PROBLEMS TO WORK ON ::
[1] Answer these questions from the SSD 750 passage.
(a) What link does the current implementation of the SATA-Express interface use?
(b) What connector does the Asus Hyper Kit card provide?
(c) Around what rate does the platform's DMI link top out?
[2] Pick up the SSD 750 passage after its last sentence and carry it forward.

PAGE EXCERPT ::
++++
For reasoning as to why an M.2 form-factor variant is not available (many motherboard M.2 slots are routed with four PCIe 3.0 lanes), we have to jump back to Intel's “no compromise” remark. The drive's controller is large, and dissipating 25W in an M.2 form-factor would be incredibly difficult with current motherboard M.2 slot designs. There's also a big limitation to how much NAND can physically fit on the M.2-sized PCB (until 3D NAND opens up truly higher capacities).
And there's no SATA-Express version because the interface's current implementation uses a PCIe 2.0 x2 link that is limited to 10Gbps (about 1GBps theoretical transfer rates). That's like limiting your 200MPH+ Bugatti to use in 70MPH zones – keep it on the track (metaphorical PCIe 3.0 x4 link) where it can really show its potential.
The 2.5″ version is intended for small form-factor systems where users cannot afford to take a motherboard expansion slot away from the graphics card.
Asus has shown one (not finalised) approach to re-routing PCIe lanes to an SFF-8639-compatible connector on the company's Hyper Kit. The small card slots into a motherboard's PCIe 3.0 x4-fed M.2 slot and provides a mini-SAS HD connector. A cable can then link the mini-SAS HD port to the 2.5″ drive's native SFF-8639 connector.
We expect to see more elegant approaches enter the market with future motherboards.
At this point in time, it only makes sense for the SSD 750 to be installed in a PCIe slot that connects directly to the CPU's lanes (not those from the Z97 or X99 chipset). That may change in the future if we see PCIe 3.0 lanes work their way onto the chipset, and if the CPU-to-chipset DMI link rate is increased.
But as it stands, the platform's DMI link (which tops out at around 1.8GBps for all devices connected to it) must be bypassed in order to achieve full performance. Connecting directly to the CPU also has the benefit of lower latency, which is one of the primary goals for the NVMe specification.
With the X99 platform's plentiful supply of PCIe lanes, usage of the SSD 750 is likely to go on without headaches. For Z97 and LGA 1150, however, PCIe 3.0 lanes are in much shorter supply.
On ‘gaming-grade' Z97 motherboards, there will be two PCIe 3.0 slots connected directly to the CPU's bank of 16 lanes. Using both of these slots will result in a maximum connection speed of PCIe 3.0 x8 for both devices. PCIe 3.0 x8 is sufficient bandwidth for the SSD 750, but reduces the graphics card's link rate from x16 (which we have tested to show a minute performance loss). No big deal, except you lose SLI capacity (which requires x8 links for each GPU).
++++
(Dataset entries)
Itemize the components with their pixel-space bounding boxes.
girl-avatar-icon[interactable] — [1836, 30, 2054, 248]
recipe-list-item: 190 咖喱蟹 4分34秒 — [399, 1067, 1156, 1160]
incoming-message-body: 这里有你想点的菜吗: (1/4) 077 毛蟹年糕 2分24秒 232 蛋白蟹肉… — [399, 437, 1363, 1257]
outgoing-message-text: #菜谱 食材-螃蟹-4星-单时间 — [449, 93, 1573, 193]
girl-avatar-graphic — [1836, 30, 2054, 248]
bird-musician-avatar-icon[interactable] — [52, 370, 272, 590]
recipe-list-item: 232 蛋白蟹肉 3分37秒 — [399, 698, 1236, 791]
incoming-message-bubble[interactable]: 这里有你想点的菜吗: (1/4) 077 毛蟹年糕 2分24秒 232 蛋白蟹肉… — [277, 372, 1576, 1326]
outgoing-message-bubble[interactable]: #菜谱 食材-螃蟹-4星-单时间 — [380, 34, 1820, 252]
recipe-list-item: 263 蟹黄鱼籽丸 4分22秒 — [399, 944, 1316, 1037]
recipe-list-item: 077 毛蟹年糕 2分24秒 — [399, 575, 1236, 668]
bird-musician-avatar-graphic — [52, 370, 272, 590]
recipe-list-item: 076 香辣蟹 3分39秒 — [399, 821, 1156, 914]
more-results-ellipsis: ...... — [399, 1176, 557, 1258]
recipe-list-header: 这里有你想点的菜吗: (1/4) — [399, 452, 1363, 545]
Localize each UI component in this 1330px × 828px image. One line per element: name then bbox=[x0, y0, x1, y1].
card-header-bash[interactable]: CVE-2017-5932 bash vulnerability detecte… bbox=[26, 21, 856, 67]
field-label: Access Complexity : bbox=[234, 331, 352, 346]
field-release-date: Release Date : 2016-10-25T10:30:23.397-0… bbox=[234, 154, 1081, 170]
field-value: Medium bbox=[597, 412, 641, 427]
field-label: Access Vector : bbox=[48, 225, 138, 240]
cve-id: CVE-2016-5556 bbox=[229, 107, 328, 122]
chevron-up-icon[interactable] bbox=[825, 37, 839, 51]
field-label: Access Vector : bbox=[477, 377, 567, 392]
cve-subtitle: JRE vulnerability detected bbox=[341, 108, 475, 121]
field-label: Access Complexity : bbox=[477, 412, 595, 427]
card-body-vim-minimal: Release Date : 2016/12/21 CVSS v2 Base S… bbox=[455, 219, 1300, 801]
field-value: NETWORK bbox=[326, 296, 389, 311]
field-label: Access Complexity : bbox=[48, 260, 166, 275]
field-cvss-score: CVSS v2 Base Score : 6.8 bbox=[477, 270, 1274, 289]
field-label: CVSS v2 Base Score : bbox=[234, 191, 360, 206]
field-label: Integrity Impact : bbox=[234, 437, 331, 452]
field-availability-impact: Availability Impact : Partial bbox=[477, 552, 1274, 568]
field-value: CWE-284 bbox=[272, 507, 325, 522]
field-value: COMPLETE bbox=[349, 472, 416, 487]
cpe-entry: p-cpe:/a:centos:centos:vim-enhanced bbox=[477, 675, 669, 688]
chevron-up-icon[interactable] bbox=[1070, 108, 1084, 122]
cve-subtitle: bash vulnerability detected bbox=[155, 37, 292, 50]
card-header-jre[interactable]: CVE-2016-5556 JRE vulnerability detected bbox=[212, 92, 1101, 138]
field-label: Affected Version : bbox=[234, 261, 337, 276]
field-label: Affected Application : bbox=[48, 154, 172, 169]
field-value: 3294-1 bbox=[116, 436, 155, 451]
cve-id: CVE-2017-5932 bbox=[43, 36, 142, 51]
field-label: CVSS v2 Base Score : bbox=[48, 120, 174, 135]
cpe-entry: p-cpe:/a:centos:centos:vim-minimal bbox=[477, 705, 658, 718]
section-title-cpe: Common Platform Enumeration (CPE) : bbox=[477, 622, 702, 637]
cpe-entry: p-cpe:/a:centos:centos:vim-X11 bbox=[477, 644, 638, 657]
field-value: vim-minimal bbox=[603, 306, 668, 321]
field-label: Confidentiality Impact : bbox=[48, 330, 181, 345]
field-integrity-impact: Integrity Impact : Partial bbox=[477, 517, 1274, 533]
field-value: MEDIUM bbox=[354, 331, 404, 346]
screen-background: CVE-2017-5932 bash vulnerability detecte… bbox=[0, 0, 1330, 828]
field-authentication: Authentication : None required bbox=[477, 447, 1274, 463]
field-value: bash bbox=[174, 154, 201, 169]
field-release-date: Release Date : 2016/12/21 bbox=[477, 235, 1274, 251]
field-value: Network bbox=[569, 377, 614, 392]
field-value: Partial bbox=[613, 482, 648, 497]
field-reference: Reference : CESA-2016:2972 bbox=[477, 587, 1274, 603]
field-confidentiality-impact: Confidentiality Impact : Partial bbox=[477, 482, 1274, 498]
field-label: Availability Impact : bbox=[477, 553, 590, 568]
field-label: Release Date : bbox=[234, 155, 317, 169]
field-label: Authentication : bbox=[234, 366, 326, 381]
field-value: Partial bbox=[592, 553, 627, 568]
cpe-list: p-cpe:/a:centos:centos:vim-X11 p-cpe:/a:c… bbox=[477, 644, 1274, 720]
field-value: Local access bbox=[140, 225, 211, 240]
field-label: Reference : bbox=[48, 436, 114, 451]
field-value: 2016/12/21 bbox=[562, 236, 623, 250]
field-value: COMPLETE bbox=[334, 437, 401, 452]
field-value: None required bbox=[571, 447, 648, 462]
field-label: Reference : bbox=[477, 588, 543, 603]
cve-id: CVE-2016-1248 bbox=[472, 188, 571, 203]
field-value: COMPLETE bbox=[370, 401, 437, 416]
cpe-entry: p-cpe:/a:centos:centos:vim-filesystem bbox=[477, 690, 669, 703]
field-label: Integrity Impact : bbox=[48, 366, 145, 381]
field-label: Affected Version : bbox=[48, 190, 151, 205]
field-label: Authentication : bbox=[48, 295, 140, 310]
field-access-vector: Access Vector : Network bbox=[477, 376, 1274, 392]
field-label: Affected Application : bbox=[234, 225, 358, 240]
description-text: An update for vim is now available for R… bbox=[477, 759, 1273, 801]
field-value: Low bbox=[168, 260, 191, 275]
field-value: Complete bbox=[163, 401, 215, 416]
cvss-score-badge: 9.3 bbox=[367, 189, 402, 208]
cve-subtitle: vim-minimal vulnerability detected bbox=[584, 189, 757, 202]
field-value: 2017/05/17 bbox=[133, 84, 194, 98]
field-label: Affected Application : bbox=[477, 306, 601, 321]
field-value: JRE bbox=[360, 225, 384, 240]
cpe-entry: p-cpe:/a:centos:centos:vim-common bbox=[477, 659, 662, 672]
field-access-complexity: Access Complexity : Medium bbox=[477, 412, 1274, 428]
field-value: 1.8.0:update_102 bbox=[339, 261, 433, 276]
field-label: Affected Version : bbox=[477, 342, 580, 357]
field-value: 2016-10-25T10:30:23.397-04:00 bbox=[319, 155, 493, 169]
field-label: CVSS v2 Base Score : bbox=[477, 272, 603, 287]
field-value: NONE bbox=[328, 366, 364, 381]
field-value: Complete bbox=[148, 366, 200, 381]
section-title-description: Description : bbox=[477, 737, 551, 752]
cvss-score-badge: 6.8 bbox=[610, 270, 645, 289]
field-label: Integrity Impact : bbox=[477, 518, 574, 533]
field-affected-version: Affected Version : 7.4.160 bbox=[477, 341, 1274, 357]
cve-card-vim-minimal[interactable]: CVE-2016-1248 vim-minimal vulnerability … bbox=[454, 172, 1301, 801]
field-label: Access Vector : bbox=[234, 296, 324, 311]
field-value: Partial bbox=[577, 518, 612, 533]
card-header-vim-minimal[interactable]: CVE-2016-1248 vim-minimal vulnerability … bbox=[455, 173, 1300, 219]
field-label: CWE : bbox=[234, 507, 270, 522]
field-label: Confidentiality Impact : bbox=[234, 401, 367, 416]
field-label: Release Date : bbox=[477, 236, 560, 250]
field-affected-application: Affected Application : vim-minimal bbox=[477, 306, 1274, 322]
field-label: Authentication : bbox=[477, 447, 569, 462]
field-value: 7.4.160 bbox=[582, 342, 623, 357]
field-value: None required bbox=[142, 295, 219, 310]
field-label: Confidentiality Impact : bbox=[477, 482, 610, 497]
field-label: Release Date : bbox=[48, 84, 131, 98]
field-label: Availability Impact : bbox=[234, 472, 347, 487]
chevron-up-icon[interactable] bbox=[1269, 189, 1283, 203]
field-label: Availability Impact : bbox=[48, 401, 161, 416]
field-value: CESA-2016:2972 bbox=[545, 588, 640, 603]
++++
ANSWERS ::
[1]
(a) A PCIe 2.0 x2 link, limited to 10Gbps.
(b) A mini-SAS HD connector.
(c) Around 1.8GBps for all devices connected to it.

[2]
The splitting on many higher-end Z97 motherboards is done between three PCIe 3.0 CPU-linked connectors. With all three slots populated (two graphics cards and the SSD 750), the lane configurations typically split as PCIe 3.0 x8/x4/x4. So your first card receives a PCIe 3.0 x8 link, while the second and third get an x4 link each. PCIe 3.0 x4 is the design link rate for Intel's SSD 750, but the remaining x8/x4 links can only run CrossFire, not SLI.
Please note that the above points are just examples for Z97 usage (albeit probably the most relevant ones). And when the SSD 750 card's PCIe 3.0 x4 link is referred to, the same points are true for the 2.5″ SSD version because it uses the exact same PCIe 3.0 x4 lanes, just in a different form factor.
We test the Intel SSD 750 Series drive with it installed in a dedicated PCIe 3.0 x8 slot on our Asus X99 Deluxe motherboard. This configuration ensures that bandwidth bottlenecks are eliminated.
The Asus motherboard was updated to its latest BIOS release in order to provide NVMe support.
Testing is performed with an empty drive (despite what the screenshot below shows) in order to challenge Intel's maximum performance claims.
Intel's SSD Toolbox can be used to perform drive maintenance, firmware updates, and a secure erase.
Test System:
- Processor: Intel Core i7 5960X ES.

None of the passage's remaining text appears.